#### EXERCISE TEXT
════

Under the threat of serious environmental pollution and energy crisis, energy storage and conversion technologies have attracted extensive worldwide attention [1,2,3]. Due to the ultra-high theoretical energy density, lithium-oxygen batteries (LOBs) have been considered as a competitive candidate for next generation electrochemical energy storage devices [4,5]. Major obstacles to the practical application of LOBs are the limited enduring stability, large polarization, and low-rate capability, which could be ascribed to the sluggish dynamics of oxygen reduction reaction and oxygen evolution reactions (ORR and OER) [6,7]. To this end, great efforts have been devoted to solve the above-mentioned challenges in recent years, mainly including the synthesis of high-efficiency dual-functional catalysts [8,9], the exploration of stable electrolytes [10,11], Li-anode modification engineering [12,13], and the fabrication of selective membrane [14,15]. It is noted that efficient bifunctional catalyst with high stability is of paramount significance to promote the sluggish kinetics of ORR and OER both occurring on the cathode [16,17].

════

Document understanding data
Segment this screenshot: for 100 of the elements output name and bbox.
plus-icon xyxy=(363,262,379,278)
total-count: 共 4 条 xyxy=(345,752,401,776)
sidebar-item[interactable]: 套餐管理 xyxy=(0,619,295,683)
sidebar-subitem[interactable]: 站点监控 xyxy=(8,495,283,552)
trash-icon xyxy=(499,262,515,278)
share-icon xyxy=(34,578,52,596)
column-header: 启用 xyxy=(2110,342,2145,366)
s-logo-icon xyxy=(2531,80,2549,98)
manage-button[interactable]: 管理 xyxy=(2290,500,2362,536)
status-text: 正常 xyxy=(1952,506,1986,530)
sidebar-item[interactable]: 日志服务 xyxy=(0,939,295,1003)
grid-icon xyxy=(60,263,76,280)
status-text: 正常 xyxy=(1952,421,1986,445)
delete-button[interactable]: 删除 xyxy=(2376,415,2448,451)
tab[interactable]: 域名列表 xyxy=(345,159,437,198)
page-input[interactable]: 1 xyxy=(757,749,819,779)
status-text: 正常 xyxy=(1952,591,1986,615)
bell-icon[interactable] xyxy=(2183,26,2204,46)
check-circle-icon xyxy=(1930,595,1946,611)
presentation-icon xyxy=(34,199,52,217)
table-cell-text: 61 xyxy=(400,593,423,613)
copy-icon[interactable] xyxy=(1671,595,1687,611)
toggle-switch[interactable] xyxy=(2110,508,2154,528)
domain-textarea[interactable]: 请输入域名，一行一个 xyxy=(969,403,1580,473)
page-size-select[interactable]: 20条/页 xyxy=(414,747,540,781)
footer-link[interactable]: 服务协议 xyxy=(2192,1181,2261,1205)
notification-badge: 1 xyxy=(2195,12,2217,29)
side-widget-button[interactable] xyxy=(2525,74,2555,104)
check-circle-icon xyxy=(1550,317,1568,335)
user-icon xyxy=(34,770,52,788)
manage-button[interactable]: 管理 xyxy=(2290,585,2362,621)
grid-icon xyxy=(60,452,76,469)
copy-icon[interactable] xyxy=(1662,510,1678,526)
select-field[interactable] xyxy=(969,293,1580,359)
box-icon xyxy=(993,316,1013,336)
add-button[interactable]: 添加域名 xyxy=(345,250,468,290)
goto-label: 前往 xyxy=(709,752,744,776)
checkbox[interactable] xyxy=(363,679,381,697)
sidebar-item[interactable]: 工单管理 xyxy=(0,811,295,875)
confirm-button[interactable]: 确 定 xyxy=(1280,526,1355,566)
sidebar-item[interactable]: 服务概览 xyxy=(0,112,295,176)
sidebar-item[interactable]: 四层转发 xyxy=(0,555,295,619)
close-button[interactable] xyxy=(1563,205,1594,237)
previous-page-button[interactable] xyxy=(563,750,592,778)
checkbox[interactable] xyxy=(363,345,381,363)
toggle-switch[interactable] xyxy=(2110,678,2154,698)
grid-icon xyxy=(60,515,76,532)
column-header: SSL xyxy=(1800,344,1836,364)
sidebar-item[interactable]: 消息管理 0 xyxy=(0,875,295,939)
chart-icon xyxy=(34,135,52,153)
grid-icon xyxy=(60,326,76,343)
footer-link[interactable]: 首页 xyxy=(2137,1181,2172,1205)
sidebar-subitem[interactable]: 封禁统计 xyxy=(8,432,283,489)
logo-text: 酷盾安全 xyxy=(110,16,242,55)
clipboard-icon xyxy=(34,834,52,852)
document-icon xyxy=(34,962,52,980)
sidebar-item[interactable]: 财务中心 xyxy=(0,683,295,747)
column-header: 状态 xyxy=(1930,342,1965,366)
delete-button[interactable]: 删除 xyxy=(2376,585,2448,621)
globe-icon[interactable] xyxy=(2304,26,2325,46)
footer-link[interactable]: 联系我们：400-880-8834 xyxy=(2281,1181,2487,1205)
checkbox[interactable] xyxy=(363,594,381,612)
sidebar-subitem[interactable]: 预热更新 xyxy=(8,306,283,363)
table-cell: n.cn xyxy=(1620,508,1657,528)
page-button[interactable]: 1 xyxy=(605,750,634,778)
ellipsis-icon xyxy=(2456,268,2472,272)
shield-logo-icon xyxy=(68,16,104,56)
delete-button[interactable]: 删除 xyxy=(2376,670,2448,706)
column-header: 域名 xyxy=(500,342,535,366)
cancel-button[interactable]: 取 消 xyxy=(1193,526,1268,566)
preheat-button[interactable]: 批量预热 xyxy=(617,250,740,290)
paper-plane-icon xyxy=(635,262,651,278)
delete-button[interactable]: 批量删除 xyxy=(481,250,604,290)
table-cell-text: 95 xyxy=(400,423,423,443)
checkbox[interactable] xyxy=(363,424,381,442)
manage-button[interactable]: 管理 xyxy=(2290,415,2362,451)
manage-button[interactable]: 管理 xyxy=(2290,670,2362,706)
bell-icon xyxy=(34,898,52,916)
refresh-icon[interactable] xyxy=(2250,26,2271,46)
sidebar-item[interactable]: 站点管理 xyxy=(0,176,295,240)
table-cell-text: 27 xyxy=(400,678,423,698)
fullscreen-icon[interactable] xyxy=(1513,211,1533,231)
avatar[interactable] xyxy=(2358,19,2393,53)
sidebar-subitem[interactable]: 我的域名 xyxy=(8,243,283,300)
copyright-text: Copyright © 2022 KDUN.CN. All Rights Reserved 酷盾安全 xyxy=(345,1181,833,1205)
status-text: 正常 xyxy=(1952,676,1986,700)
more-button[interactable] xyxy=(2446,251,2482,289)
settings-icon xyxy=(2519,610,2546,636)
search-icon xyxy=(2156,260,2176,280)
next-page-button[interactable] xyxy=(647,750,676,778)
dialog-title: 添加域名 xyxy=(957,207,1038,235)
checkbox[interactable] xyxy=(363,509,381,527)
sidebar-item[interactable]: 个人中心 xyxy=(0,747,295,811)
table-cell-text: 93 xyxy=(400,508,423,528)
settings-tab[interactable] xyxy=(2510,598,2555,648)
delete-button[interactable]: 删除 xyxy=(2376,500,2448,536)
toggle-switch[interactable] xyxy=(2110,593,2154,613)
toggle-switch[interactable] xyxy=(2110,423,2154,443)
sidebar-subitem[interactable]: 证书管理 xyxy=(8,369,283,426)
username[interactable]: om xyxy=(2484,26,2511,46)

════

#### WHAT YOU NEED TO DO
1. Rewrite the paragraph of the lithium-oxygen battery text that begins "Under the threat of serious environmental pollution" as a short bulleted list, keeping its main facts.
2. Write the next part of the lithium-oxygen battery text, picking up after its last sentence.

#### EXPECTED RESULTS
1.
- Environmental pollution and the energy crisis have drawn worldwide attention to energy storage and conversion technologies.
- Lithium-oxygen batteries (LOBs) have an ultra-high theoretical energy density and are considered a competitive candidate for next-generation electrochemical energy storage.
- Their practical use is held back by limited long-term stability, large polarization, and low rate capability, which can be attributed to the sluggish dynamics of the oxygen reduction and oxygen evolution reactions (ORR and OER).
- Recent efforts to address these problems mainly include synthesizing high-efficiency dual-functional catalysts, exploring stable electrolytes, modifying the Li anode, and fabricating selective membranes.
- An efficient, highly stable bifunctional catalyst is of paramount importance for speeding up the slow ORR and OER kinetics, both of which occur on the cathode.

2.
Recently, carbonaceous materials, noble metals, metal oxides, metal sulfides, and compound matrices have already been intensively investigated as promising catalysts for LOBs [18,19]. Nevertheless, noble metals deliver high capacity and low overpotential, but are hindered by high cost and low reserves [20,21]. Carbonaceous materials are characterized by high conductivity, large surface area, and easy chemical functionalization, which are widely applied practically in electrochemical energy storage [22,23]. Carbon tends to be easily oxidized at high potentials and oxygen-rich organic environment, resulting in poor cycling lifespan and high voltage polarization [24]. Besides, the indistinctive electrochemical property and poor adjustability of metal oxides needs to be addressed urgently [25,26].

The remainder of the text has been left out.